**What to produce**
Say only how many lines contain the word "영업이익".

**Records that describe figures**
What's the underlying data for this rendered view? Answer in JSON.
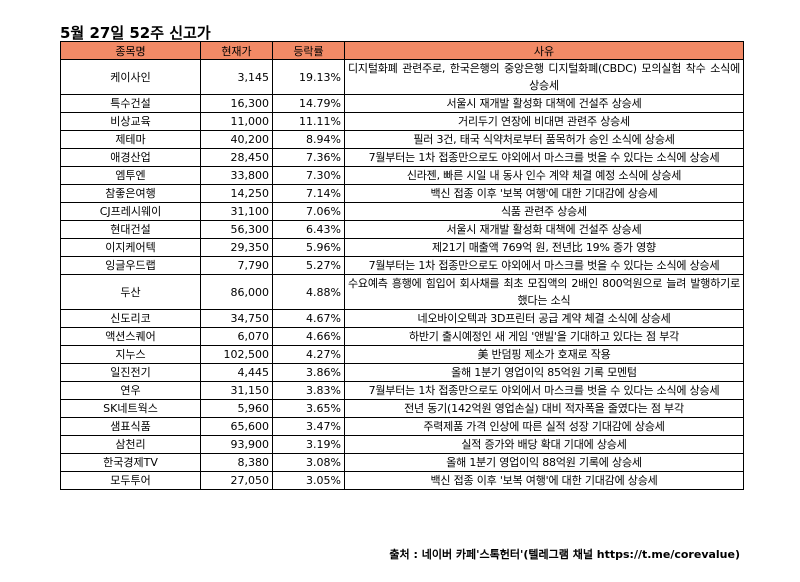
{
  "title": "5월 27일 52주 신고가",
  "headers": [
    "종목명",
    "현재가",
    "등락률",
    "사유"
  ],
  "rows": [
    {
      "name": "케이사인",
      "price": "3,145",
      "rate": "19.13%",
      "reason": "디지털화폐 관련주로, 한국은행의 중앙은행 디지털화폐(CBDC) 모의실험 착수 소식에 상승세",
      "wrap": true
    },
    {
      "name": "특수건설",
      "price": "16,300",
      "rate": "14.79%",
      "reason": "서울시 재개발 활성화 대책에 건설주 상승세"
    },
    {
      "name": "비상교육",
      "price": "11,000",
      "rate": "11.11%",
      "reason": "거리두기 연장에 비대면 관련주 상승세"
    },
    {
      "name": "제테마",
      "price": "40,200",
      "rate": "8.94%",
      "reason": "필러 3건, 태국 식약처로부터 품목허가 승인 소식에 상승세"
    },
    {
      "name": "애경산업",
      "price": "28,450",
      "rate": "7.36%",
      "reason": "7월부터는 1차 접종만으로도 야외에서 마스크를 벗을 수 있다는 소식에 상승세",
      "wrap": true
    },
    {
      "name": "엠투엔",
      "price": "33,800",
      "rate": "7.30%",
      "reason": "신라젠, 빠른 시일 내 동사 인수 계약 체결 예정 소식에 상승세"
    },
    {
      "name": "참좋은여행",
      "price": "14,250",
      "rate": "7.14%",
      "reason": "백신 접종 이후 '보복 여행'에 대한 기대감에 상승세"
    },
    {
      "name": "CJ프레시웨이",
      "price": "31,100",
      "rate": "7.06%",
      "reason": "식품 관련주 상승세"
    },
    {
      "name": "현대건설",
      "price": "56,300",
      "rate": "6.43%",
      "reason": "서울시 재개발 활성화 대책에 건설주 상승세"
    },
    {
      "name": "이지케어텍",
      "price": "29,350",
      "rate": "5.96%",
      "reason": "제21기 매출액 769억 원, 전년比 19% 증가 영향"
    },
    {
      "name": "잉글우드랩",
      "price": "7,790",
      "rate": "5.27%",
      "reason": "7월부터는 1차 접종만으로도 야외에서 마스크를 벗을 수 있다는 소식에 상승세",
      "wrap": true
    },
    {
      "name": "두산",
      "price": "86,000",
      "rate": "4.88%",
      "reason": "수요예측 흥행에 힘입어 회사채를 최초 모집액의 2배인 800억원으로 늘려 발행하기로 했다는 소식",
      "wrap": true
    },
    {
      "name": "신도리코",
      "price": "34,750",
      "rate": "4.67%",
      "reason": "네오바이오텍과 3D프린터 공급 계약 체결 소식에 상승세"
    },
    {
      "name": "액션스퀘어",
      "price": "6,070",
      "rate": "4.66%",
      "reason": "하반기 출시예정인 새 게임 '앤빌'을 기대하고 있다는 점 부각"
    },
    {
      "name": "지누스",
      "price": "102,500",
      "rate": "4.27%",
      "reason": "美 반덤핑 제소가 호재로 작용"
    },
    {
      "name": "일진전기",
      "price": "4,445",
      "rate": "3.86%",
      "reason": "올해 1분기 영업이익 85억원 기록 모멘텀"
    },
    {
      "name": "연우",
      "price": "31,150",
      "rate": "3.83%",
      "reason": "7월부터는 1차 접종만으로도 야외에서 마스크를 벗을 수 있다는 소식에 상승세",
      "wrap": true
    },
    {
      "name": "SK네트웍스",
      "price": "5,960",
      "rate": "3.65%",
      "reason": "전년 동기(142억원 영업손실) 대비 적자폭을 줄였다는 점 부각"
    },
    {
      "name": "샘표식품",
      "price": "65,600",
      "rate": "3.47%",
      "reason": "주력제품 가격 인상에 따른 실적 성장 기대감에 상승세"
    },
    {
      "name": "삼천리",
      "price": "93,900",
      "rate": "3.19%",
      "reason": "실적 증가와 배당 확대 기대에 상승세"
    },
    {
      "name": "한국경제TV",
      "price": "8,380",
      "rate": "3.08%",
      "reason": "올해 1분기 영업이익 88억원 기록에 상승세"
    },
    {
      "name": "모두투어",
      "price": "27,050",
      "rate": "3.05%",
      "reason": "백신 접종 이후 '보복 여행'에 대한 기대감에 상승세"
    }
  ],
  "source": "출처 : 네이버 카페'스톡헌터'(텔레그램 채널 https://t.me/corevalue)",
  "colors": {
    "header_bg": "#f28a66",
    "border": "#000000"
  }
}
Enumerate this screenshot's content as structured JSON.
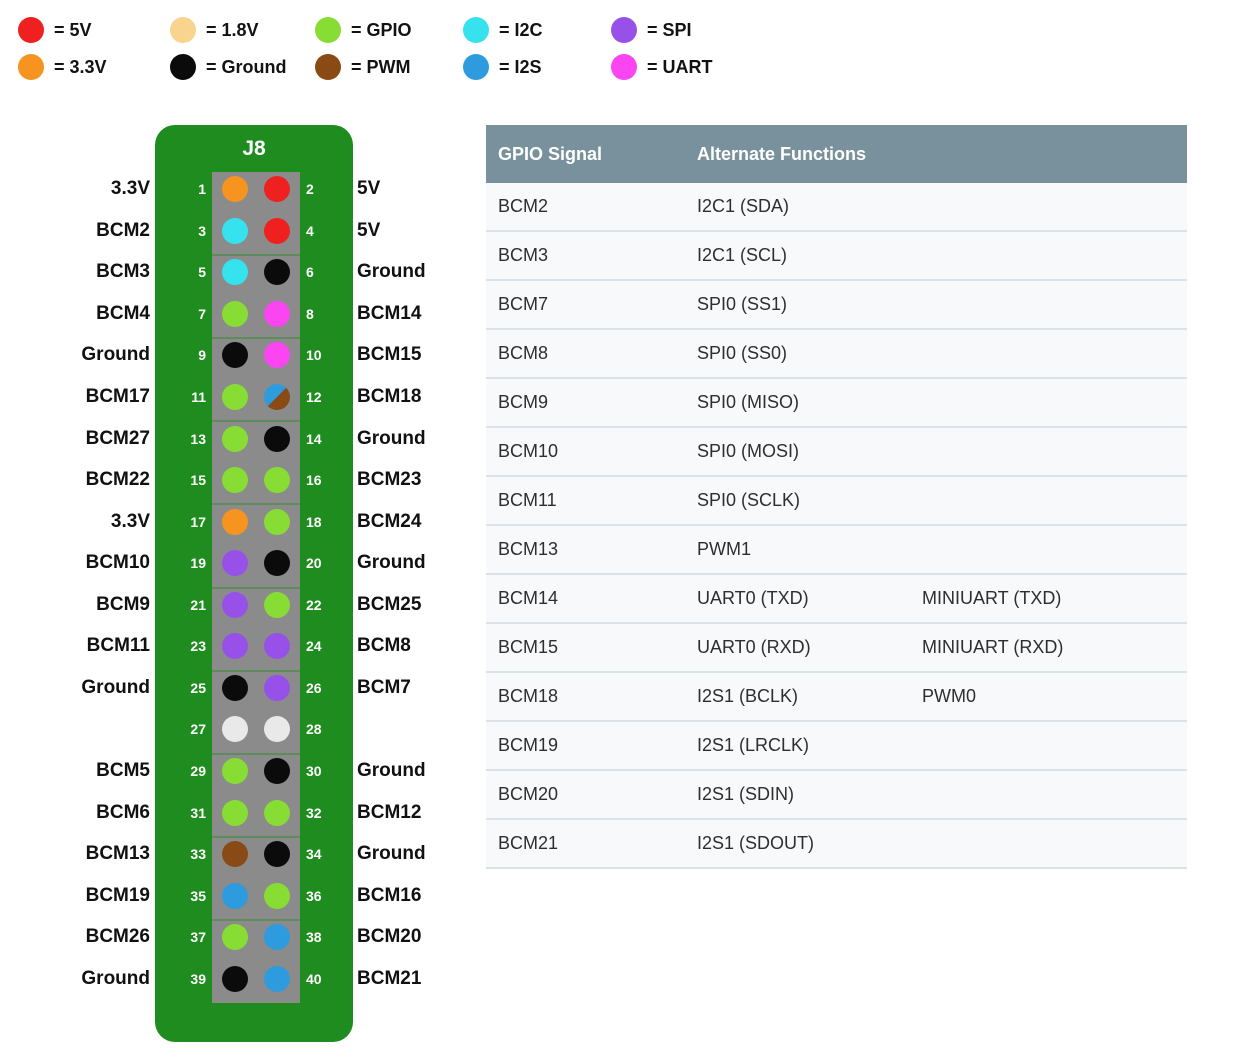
{
  "palette": {
    "5V": "#ee2020",
    "3.3V": "#f6941f",
    "1.8V": "#f8d48e",
    "Ground": "#0b0b0b",
    "GPIO": "#87dd33",
    "PWM": "#8a4a16",
    "I2C": "#35e2ee",
    "I2S": "#2d9bdd",
    "SPI": "#9751e8",
    "UART": "#fb45f0",
    "Reserved": "#e9e9e9",
    "board_green": "#1e8c1e",
    "strip_gray": "#8b8b8b",
    "table_header_bg": "#78919c"
  },
  "legend": {
    "columns": [
      [
        {
          "color": "5V",
          "label": "= 5V"
        },
        {
          "color": "3.3V",
          "label": "= 3.3V"
        }
      ],
      [
        {
          "color": "1.8V",
          "label": "= 1.8V"
        },
        {
          "color": "Ground",
          "label": "= Ground"
        }
      ],
      [
        {
          "color": "GPIO",
          "label": "= GPIO"
        },
        {
          "color": "PWM",
          "label": "= PWM"
        }
      ],
      [
        {
          "color": "I2C",
          "label": "= I2C"
        },
        {
          "color": "I2S",
          "label": "= I2S"
        }
      ],
      [
        {
          "color": "SPI",
          "label": "= SPI"
        },
        {
          "color": "UART",
          "label": "= UART"
        }
      ]
    ]
  },
  "header_label": "J8",
  "pin_rows": [
    {
      "left": {
        "num": "1",
        "label": "3.3V",
        "color": "3.3V"
      },
      "right": {
        "num": "2",
        "label": "5V",
        "color": "5V"
      }
    },
    {
      "left": {
        "num": "3",
        "label": "BCM2",
        "color": "I2C"
      },
      "right": {
        "num": "4",
        "label": "5V",
        "color": "5V"
      }
    },
    {
      "left": {
        "num": "5",
        "label": "BCM3",
        "color": "I2C"
      },
      "right": {
        "num": "6",
        "label": "Ground",
        "color": "Ground"
      }
    },
    {
      "left": {
        "num": "7",
        "label": "BCM4",
        "color": "GPIO"
      },
      "right": {
        "num": "8",
        "label": "BCM14",
        "color": "UART"
      }
    },
    {
      "left": {
        "num": "9",
        "label": "Ground",
        "color": "Ground"
      },
      "right": {
        "num": "10",
        "label": "BCM15",
        "color": "UART"
      }
    },
    {
      "left": {
        "num": "11",
        "label": "BCM17",
        "color": "GPIO"
      },
      "right": {
        "num": "12",
        "label": "BCM18",
        "color": "I2S",
        "color2": "PWM"
      }
    },
    {
      "left": {
        "num": "13",
        "label": "BCM27",
        "color": "GPIO"
      },
      "right": {
        "num": "14",
        "label": "Ground",
        "color": "Ground"
      }
    },
    {
      "left": {
        "num": "15",
        "label": "BCM22",
        "color": "GPIO"
      },
      "right": {
        "num": "16",
        "label": "BCM23",
        "color": "GPIO"
      }
    },
    {
      "left": {
        "num": "17",
        "label": "3.3V",
        "color": "3.3V"
      },
      "right": {
        "num": "18",
        "label": "BCM24",
        "color": "GPIO"
      }
    },
    {
      "left": {
        "num": "19",
        "label": "BCM10",
        "color": "SPI"
      },
      "right": {
        "num": "20",
        "label": "Ground",
        "color": "Ground"
      }
    },
    {
      "left": {
        "num": "21",
        "label": "BCM9",
        "color": "SPI"
      },
      "right": {
        "num": "22",
        "label": "BCM25",
        "color": "GPIO"
      }
    },
    {
      "left": {
        "num": "23",
        "label": "BCM11",
        "color": "SPI"
      },
      "right": {
        "num": "24",
        "label": "BCM8",
        "color": "SPI"
      }
    },
    {
      "left": {
        "num": "25",
        "label": "Ground",
        "color": "Ground"
      },
      "right": {
        "num": "26",
        "label": "BCM7",
        "color": "SPI"
      }
    },
    {
      "left": {
        "num": "27",
        "label": "",
        "color": "Reserved"
      },
      "right": {
        "num": "28",
        "label": "",
        "color": "Reserved"
      }
    },
    {
      "left": {
        "num": "29",
        "label": "BCM5",
        "color": "GPIO"
      },
      "right": {
        "num": "30",
        "label": "Ground",
        "color": "Ground"
      }
    },
    {
      "left": {
        "num": "31",
        "label": "BCM6",
        "color": "GPIO"
      },
      "right": {
        "num": "32",
        "label": "BCM12",
        "color": "GPIO"
      }
    },
    {
      "left": {
        "num": "33",
        "label": "BCM13",
        "color": "PWM"
      },
      "right": {
        "num": "34",
        "label": "Ground",
        "color": "Ground"
      }
    },
    {
      "left": {
        "num": "35",
        "label": "BCM19",
        "color": "I2S"
      },
      "right": {
        "num": "36",
        "label": "BCM16",
        "color": "GPIO"
      }
    },
    {
      "left": {
        "num": "37",
        "label": "BCM26",
        "color": "GPIO"
      },
      "right": {
        "num": "38",
        "label": "BCM20",
        "color": "I2S"
      }
    },
    {
      "left": {
        "num": "39",
        "label": "Ground",
        "color": "Ground"
      },
      "right": {
        "num": "40",
        "label": "BCM21",
        "color": "I2S"
      }
    }
  ],
  "table": {
    "headers": [
      "GPIO Signal",
      "Alternate Functions",
      ""
    ],
    "rows": [
      [
        "BCM2",
        "I2C1 (SDA)",
        ""
      ],
      [
        "BCM3",
        "I2C1 (SCL)",
        ""
      ],
      [
        "BCM7",
        "SPI0 (SS1)",
        ""
      ],
      [
        "BCM8",
        "SPI0 (SS0)",
        ""
      ],
      [
        "BCM9",
        "SPI0 (MISO)",
        ""
      ],
      [
        "BCM10",
        "SPI0 (MOSI)",
        ""
      ],
      [
        "BCM11",
        "SPI0 (SCLK)",
        ""
      ],
      [
        "BCM13",
        "PWM1",
        ""
      ],
      [
        "BCM14",
        "UART0 (TXD)",
        "MINIUART (TXD)"
      ],
      [
        "BCM15",
        "UART0 (RXD)",
        "MINIUART (RXD)"
      ],
      [
        "BCM18",
        "I2S1 (BCLK)",
        "PWM0"
      ],
      [
        "BCM19",
        "I2S1 (LRCLK)",
        ""
      ],
      [
        "BCM20",
        "I2S1 (SDIN)",
        ""
      ],
      [
        "BCM21",
        "I2S1 (SDOUT)",
        ""
      ]
    ]
  }
}
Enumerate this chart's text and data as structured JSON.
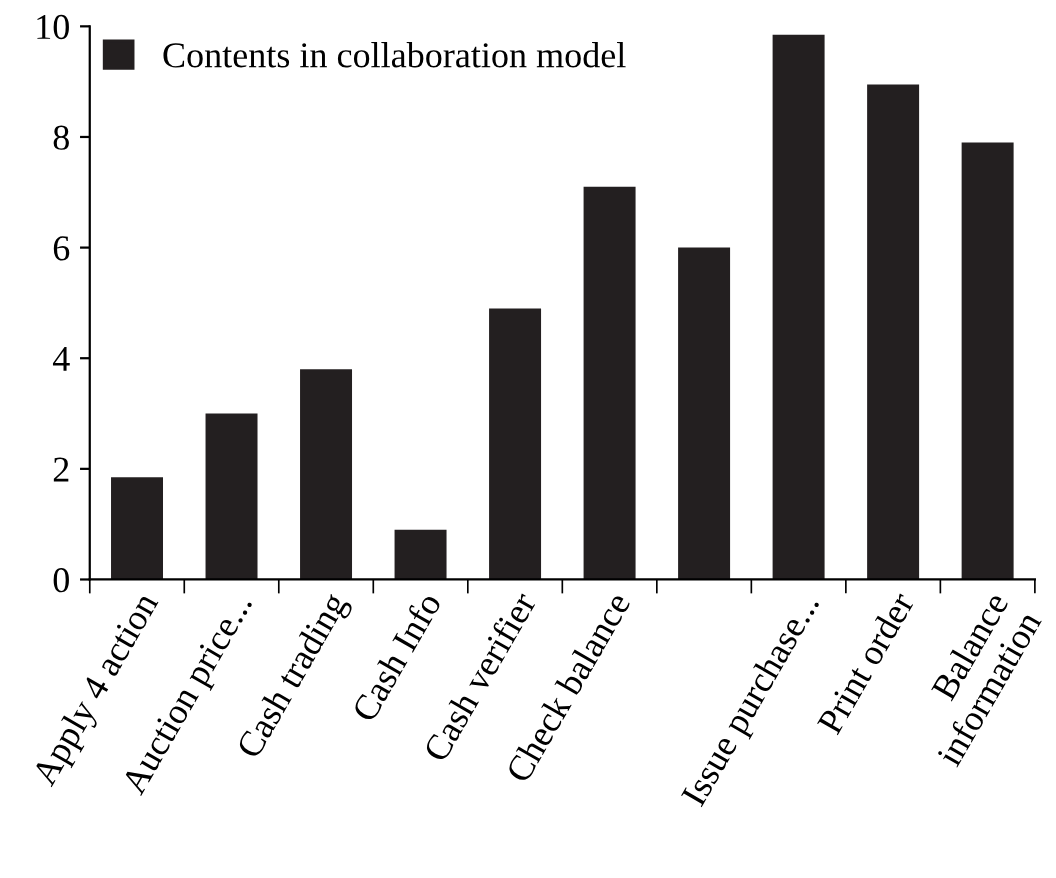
{
  "chart_data": {
    "type": "bar",
    "categories": [
      "Apply 4 action",
      "Auction price...",
      "Cash trading",
      "Cash Info",
      "Cash verifier",
      "Check balance",
      null,
      "Issue purchase...",
      "Print order",
      "Balance\ninformation"
    ],
    "series": [
      {
        "name": "Contents in collaboration model",
        "color": "#231f20",
        "values": [
          1.85,
          3.0,
          3.8,
          0.9,
          4.9,
          7.1,
          6.0,
          9.85,
          8.95,
          7.9
        ]
      }
    ],
    "ylim": [
      0,
      10
    ],
    "yticks": [
      0,
      2,
      4,
      6,
      8,
      10
    ],
    "grid": false,
    "legend": "top left"
  }
}
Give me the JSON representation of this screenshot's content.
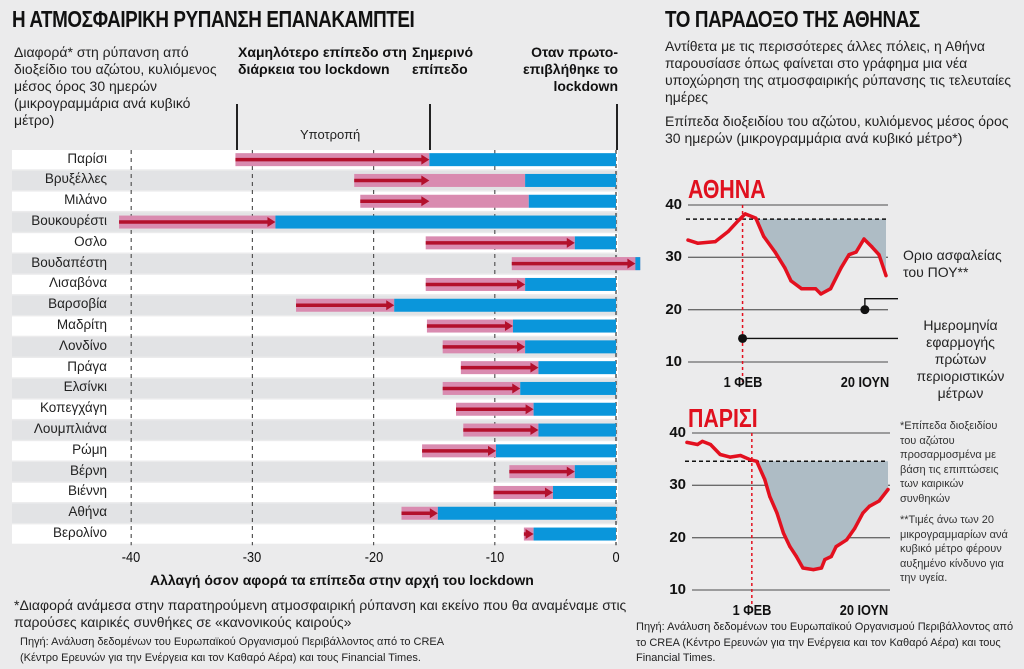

**Correct result**
2